TASK DETAILS = Return all of the lines below exactly as they are.
○ ○ ○ ○ ○ ○ ○
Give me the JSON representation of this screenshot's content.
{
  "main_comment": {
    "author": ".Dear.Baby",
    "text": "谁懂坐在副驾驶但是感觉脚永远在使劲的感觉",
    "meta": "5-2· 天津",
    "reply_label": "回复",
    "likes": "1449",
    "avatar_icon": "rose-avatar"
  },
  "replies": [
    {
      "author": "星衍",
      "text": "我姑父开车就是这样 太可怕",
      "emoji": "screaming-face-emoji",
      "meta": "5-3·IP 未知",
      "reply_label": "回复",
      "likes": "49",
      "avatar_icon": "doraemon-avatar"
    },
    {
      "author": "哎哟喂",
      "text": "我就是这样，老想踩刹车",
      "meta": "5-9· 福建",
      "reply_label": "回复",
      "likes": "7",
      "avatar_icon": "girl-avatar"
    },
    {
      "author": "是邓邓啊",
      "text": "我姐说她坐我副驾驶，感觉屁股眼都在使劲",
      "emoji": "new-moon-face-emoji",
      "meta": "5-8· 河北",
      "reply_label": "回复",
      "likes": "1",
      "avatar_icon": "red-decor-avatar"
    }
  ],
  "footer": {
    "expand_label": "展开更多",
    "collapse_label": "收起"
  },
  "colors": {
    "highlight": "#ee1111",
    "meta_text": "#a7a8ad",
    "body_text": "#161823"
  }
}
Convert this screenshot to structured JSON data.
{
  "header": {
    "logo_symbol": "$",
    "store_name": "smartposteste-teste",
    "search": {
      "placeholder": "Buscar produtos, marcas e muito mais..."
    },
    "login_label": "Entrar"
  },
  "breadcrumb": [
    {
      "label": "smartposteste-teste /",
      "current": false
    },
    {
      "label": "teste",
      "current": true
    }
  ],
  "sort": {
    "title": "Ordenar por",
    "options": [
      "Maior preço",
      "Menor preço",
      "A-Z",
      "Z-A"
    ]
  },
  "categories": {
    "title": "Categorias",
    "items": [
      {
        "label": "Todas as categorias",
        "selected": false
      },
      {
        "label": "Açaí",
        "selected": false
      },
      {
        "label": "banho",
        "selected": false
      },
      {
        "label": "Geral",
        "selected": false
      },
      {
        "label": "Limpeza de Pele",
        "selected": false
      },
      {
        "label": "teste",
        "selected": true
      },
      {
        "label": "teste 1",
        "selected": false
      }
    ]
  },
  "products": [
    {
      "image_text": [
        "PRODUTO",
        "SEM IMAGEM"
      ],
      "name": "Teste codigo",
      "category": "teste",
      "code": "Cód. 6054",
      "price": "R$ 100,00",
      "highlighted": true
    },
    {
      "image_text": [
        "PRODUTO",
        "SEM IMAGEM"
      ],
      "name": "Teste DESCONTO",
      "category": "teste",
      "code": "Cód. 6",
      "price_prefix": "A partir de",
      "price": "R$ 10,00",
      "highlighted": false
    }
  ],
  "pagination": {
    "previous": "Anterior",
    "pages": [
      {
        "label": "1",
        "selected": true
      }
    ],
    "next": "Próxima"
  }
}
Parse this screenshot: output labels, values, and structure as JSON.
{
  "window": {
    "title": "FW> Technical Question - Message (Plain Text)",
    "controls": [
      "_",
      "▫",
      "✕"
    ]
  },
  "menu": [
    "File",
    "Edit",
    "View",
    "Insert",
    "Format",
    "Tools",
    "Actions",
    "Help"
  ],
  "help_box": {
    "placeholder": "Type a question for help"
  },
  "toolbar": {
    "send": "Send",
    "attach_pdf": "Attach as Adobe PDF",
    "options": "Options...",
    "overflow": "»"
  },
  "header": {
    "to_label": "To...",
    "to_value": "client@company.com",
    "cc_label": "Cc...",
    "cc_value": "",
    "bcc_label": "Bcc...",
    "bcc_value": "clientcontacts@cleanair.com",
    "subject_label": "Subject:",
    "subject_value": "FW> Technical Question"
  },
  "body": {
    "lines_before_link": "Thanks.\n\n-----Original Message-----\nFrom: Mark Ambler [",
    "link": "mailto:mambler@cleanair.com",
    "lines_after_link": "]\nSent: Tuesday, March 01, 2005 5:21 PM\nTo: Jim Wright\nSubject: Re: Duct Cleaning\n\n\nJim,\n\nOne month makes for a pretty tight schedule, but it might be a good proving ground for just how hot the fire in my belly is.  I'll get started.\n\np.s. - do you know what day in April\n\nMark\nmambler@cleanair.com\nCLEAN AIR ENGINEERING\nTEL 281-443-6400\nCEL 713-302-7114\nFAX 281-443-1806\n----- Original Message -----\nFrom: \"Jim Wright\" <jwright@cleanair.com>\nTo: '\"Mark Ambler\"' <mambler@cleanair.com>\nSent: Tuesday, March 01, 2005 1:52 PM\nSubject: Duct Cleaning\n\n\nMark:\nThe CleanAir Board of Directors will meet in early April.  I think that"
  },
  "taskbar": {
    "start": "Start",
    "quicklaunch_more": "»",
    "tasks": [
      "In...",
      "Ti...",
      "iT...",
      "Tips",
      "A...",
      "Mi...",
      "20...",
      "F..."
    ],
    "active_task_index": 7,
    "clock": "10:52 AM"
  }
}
○ ○ ○ ○ ○ ○ ○
OUTPUT BELOW =
Give me the JSON representation of this screenshot's content.
{
  "main_comment": {
    "author": ".Dear.Baby",
    "text": "谁懂坐在副驾驶但是感觉脚永远在使劲的感觉",
    "meta": "5-2· 天津",
    "reply_label": "回复",
    "likes": "1449",
    "avatar_icon": "rose-avatar"
  },
  "replies": [
    {
      "author": "星衍",
      "text": "我姑父开车就是这样 太可怕",
      "emoji": "screaming-face-emoji",
      "meta": "5-3·IP 未知",
      "reply_label": "回复",
      "likes": "49",
      "avatar_icon": "doraemon-avatar"
    },
    {
      "author": "哎哟喂",
      "text": "我就是这样，老想踩刹车",
      "meta": "5-9· 福建",
      "reply_label": "回复",
      "likes": "7",
      "avatar_icon": "girl-avatar"
    },
    {
      "author": "是邓邓啊",
      "text": "我姐说她坐我副驾驶，感觉屁股眼都在使劲",
      "emoji": "new-moon-face-emoji",
      "meta": "5-8· 河北",
      "reply_label": "回复",
      "likes": "1",
      "avatar_icon": "red-decor-avatar"
    }
  ],
  "footer": {
    "expand_label": "展开更多",
    "collapse_label": "收起"
  },
  "colors": {
    "highlight": "#ee1111",
    "meta_text": "#a7a8ad",
    "body_text": "#161823"
  }
}
Convert this screenshot to structured JSON data.
{
  "header": {
    "logo_symbol": "$",
    "store_name": "smartposteste-teste",
    "search": {
      "placeholder": "Buscar produtos, marcas e muito mais..."
    },
    "login_label": "Entrar"
  },
  "breadcrumb": [
    {
      "label": "smartposteste-teste /",
      "current": false
    },
    {
      "label": "teste",
      "current": true
    }
  ],
  "sort": {
    "title": "Ordenar por",
    "options": [
      "Maior preço",
      "Menor preço",
      "A-Z",
      "Z-A"
    ]
  },
  "categories": {
    "title": "Categorias",
    "items": [
      {
        "label": "Todas as categorias",
        "selected": false
      },
      {
        "label": "Açaí",
        "selected": false
      },
      {
        "label": "banho",
        "selected": false
      },
      {
        "label": "Geral",
        "selected": false
      },
      {
        "label": "Limpeza de Pele",
        "selected": false
      },
      {
        "label": "teste",
        "selected": true
      },
      {
        "label": "teste 1",
        "selected": false
      }
    ]
  },
  "products": [
    {
      "image_text": [
        "PRODUTO",
        "SEM IMAGEM"
      ],
      "name": "Teste codigo",
      "category": "teste",
      "code": "Cód. 6054",
      "price": "R$ 100,00",
      "highlighted": true
    },
    {
      "image_text": [
        "PRODUTO",
        "SEM IMAGEM"
      ],
      "name": "Teste DESCONTO",
      "category": "teste",
      "code": "Cód. 6",
      "price_prefix": "A partir de",
      "price": "R$ 10,00",
      "highlighted": false
    }
  ],
  "pagination": {
    "previous": "Anterior",
    "pages": [
      {
        "label": "1",
        "selected": true
      }
    ],
    "next": "Próxima"
  }
}
Parse this screenshot: output labels, values, and structure as JSON.
{
  "window": {
    "title": "FW> Technical Question - Message (Plain Text)",
    "controls": [
      "_",
      "▫",
      "✕"
    ]
  },
  "menu": [
    "File",
    "Edit",
    "View",
    "Insert",
    "Format",
    "Tools",
    "Actions",
    "Help"
  ],
  "help_box": {
    "placeholder": "Type a question for help"
  },
  "toolbar": {
    "send": "Send",
    "attach_pdf": "Attach as Adobe PDF",
    "options": "Options...",
    "overflow": "»"
  },
  "header": {
    "to_label": "To...",
    "to_value": "client@company.com",
    "cc_label": "Cc...",
    "cc_value": "",
    "bcc_label": "Bcc...",
    "bcc_value": "clientcontacts@cleanair.com",
    "subject_label": "Subject:",
    "subject_value": "FW> Technical Question"
  },
  "body": {
    "lines_before_link": "Thanks.\n\n-----Original Message-----\nFrom: Mark Ambler [",
    "link": "mailto:mambler@cleanair.com",
    "lines_after_link": "]\nSent: Tuesday, March 01, 2005 5:21 PM\nTo: Jim Wright\nSubject: Re: Duct Cleaning\n\n\nJim,\n\nOne month makes for a pretty tight schedule, but it might be a good proving ground for just how hot the fire in my belly is.  I'll get started.\n\np.s. - do you know what day in April\n\nMark\nmambler@cleanair.com\nCLEAN AIR ENGINEERING\nTEL 281-443-6400\nCEL 713-302-7114\nFAX 281-443-1806\n----- Original Message -----\nFrom: \"Jim Wright\" <jwright@cleanair.com>\nTo: '\"Mark Ambler\"' <mambler@cleanair.com>\nSent: Tuesday, March 01, 2005 1:52 PM\nSubject: Duct Cleaning\n\n\nMark:\nThe CleanAir Board of Directors will meet in early April.  I think that"
  },
  "taskbar": {
    "start": "Start",
    "quicklaunch_more": "»",
    "tasks": [
      "In...",
      "Ti...",
      "iT...",
      "Tips",
      "A...",
      "Mi...",
      "20...",
      "F..."
    ],
    "active_task_index": 7,
    "clock": "10:52 AM"
  }
}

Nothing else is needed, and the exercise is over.